EXERCISE REQUIREMENTS | Scan the records for the string "Geopotential"; copy each line where it occurs.

RECORDS SUPPLIED |
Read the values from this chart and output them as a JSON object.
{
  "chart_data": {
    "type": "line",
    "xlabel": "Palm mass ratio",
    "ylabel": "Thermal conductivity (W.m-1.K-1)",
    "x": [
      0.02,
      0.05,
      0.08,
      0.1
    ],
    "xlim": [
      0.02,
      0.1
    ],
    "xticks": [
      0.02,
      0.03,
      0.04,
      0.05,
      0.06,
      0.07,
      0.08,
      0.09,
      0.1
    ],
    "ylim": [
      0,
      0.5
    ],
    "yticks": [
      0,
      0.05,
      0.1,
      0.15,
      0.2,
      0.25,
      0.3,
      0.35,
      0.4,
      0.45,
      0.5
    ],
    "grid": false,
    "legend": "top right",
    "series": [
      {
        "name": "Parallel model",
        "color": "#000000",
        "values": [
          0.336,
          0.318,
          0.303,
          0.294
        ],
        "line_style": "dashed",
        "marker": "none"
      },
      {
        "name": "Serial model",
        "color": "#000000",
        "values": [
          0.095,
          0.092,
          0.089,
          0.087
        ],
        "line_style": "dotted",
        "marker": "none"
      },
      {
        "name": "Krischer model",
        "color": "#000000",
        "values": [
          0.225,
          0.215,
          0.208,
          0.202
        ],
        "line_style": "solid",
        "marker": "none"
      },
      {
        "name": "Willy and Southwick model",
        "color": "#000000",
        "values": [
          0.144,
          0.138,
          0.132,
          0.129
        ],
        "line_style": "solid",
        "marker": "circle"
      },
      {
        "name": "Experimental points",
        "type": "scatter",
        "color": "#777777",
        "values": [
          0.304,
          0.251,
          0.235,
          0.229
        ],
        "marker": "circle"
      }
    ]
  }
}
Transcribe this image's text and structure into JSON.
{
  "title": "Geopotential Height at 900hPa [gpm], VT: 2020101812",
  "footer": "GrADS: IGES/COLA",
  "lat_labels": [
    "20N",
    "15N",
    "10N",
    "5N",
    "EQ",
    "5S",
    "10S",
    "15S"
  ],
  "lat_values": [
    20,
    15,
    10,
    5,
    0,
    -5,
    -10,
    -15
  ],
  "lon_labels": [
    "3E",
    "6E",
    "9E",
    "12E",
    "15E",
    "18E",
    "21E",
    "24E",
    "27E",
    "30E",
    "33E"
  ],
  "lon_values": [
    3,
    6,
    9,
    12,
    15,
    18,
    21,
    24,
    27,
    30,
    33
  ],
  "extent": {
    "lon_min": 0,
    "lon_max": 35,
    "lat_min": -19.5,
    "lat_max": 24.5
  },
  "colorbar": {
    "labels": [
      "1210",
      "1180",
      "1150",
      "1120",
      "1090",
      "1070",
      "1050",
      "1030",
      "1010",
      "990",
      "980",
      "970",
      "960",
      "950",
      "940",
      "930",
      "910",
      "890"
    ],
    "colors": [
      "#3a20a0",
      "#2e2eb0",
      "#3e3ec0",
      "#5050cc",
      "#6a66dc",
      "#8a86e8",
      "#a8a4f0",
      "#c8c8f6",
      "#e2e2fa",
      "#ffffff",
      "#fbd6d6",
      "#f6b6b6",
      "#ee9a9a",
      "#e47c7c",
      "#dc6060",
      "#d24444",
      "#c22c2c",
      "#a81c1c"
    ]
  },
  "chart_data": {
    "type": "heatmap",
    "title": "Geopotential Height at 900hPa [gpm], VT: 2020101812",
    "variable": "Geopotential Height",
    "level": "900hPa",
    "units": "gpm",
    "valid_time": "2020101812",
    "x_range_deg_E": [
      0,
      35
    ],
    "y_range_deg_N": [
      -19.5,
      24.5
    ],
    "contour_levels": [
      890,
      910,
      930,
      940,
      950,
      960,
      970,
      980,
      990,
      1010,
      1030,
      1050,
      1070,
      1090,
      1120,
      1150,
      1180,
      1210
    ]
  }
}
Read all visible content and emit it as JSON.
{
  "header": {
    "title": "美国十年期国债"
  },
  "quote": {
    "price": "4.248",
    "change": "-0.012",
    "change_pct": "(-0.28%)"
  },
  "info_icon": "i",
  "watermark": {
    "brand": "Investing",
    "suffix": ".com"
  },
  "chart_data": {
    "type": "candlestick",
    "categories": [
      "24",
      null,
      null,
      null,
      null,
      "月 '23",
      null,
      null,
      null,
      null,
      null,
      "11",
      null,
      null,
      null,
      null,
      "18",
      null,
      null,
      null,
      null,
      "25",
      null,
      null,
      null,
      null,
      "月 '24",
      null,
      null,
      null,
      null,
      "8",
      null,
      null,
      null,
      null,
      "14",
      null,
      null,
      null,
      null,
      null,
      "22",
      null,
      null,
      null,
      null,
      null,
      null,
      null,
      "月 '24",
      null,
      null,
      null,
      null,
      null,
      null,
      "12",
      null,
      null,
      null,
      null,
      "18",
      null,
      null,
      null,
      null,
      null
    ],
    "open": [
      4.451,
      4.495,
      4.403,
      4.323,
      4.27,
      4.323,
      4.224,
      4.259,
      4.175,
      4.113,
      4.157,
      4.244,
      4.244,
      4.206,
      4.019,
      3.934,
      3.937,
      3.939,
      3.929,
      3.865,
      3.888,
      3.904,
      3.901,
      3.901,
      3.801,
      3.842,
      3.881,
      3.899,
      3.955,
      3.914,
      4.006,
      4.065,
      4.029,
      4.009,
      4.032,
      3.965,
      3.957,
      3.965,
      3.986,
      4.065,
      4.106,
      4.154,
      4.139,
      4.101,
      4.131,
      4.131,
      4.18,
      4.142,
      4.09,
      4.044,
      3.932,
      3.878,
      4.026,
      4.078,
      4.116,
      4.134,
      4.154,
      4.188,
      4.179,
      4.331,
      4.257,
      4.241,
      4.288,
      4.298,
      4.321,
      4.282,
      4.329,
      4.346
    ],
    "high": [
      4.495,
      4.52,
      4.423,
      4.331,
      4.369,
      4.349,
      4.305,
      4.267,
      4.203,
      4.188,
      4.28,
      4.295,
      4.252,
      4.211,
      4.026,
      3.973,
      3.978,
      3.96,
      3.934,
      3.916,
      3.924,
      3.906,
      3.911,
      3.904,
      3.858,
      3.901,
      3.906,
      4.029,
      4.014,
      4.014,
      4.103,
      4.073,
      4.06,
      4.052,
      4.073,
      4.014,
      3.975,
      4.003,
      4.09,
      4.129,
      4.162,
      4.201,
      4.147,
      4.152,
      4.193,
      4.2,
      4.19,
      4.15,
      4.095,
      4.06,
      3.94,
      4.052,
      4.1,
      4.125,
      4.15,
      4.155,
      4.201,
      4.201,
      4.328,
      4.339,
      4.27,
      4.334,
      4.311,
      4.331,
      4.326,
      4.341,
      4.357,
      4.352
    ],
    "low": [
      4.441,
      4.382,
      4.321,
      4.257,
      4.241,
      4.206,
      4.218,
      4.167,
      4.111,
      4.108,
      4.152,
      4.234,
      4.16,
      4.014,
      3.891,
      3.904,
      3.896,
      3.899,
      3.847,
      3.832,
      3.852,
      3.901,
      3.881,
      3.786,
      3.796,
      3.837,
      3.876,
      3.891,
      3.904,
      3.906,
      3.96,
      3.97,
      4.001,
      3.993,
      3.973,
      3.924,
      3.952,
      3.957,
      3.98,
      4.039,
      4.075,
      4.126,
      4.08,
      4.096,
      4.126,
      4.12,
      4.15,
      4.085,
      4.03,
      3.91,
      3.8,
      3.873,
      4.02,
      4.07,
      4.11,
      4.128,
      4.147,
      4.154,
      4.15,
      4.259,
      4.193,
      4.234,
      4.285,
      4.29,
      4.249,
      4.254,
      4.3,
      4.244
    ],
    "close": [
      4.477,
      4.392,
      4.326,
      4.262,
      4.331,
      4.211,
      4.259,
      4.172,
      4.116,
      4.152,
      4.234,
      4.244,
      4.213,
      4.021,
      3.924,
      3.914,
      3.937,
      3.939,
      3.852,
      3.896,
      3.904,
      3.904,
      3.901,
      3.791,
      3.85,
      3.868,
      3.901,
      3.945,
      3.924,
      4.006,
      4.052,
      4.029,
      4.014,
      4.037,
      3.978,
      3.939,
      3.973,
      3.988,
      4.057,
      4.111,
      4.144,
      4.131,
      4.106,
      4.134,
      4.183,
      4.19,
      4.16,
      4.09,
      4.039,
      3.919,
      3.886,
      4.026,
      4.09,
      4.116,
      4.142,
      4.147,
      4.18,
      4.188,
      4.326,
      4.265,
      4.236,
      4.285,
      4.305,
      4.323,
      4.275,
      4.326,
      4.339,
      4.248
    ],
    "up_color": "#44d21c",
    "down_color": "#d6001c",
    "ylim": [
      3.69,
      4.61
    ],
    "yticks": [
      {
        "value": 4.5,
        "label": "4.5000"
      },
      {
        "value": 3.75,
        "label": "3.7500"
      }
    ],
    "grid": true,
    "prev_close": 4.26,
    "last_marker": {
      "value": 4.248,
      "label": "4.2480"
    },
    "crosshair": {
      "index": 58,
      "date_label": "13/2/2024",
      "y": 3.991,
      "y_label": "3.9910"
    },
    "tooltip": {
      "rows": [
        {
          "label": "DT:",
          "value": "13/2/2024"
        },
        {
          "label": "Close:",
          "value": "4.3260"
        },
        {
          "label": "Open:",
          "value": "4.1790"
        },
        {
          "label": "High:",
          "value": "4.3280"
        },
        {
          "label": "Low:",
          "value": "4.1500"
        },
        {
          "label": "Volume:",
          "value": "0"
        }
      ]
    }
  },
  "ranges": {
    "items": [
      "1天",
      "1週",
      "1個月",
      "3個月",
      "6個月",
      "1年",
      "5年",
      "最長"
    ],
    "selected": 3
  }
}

WRITTEN SOLUTION |
  "title": "Geopotential Height at 900hPa [gpm], VT: 2020101812",
    "title": "Geopotential Height at 900hPa [gpm], VT: 2020101812",
    "variable": "Geopotential Height",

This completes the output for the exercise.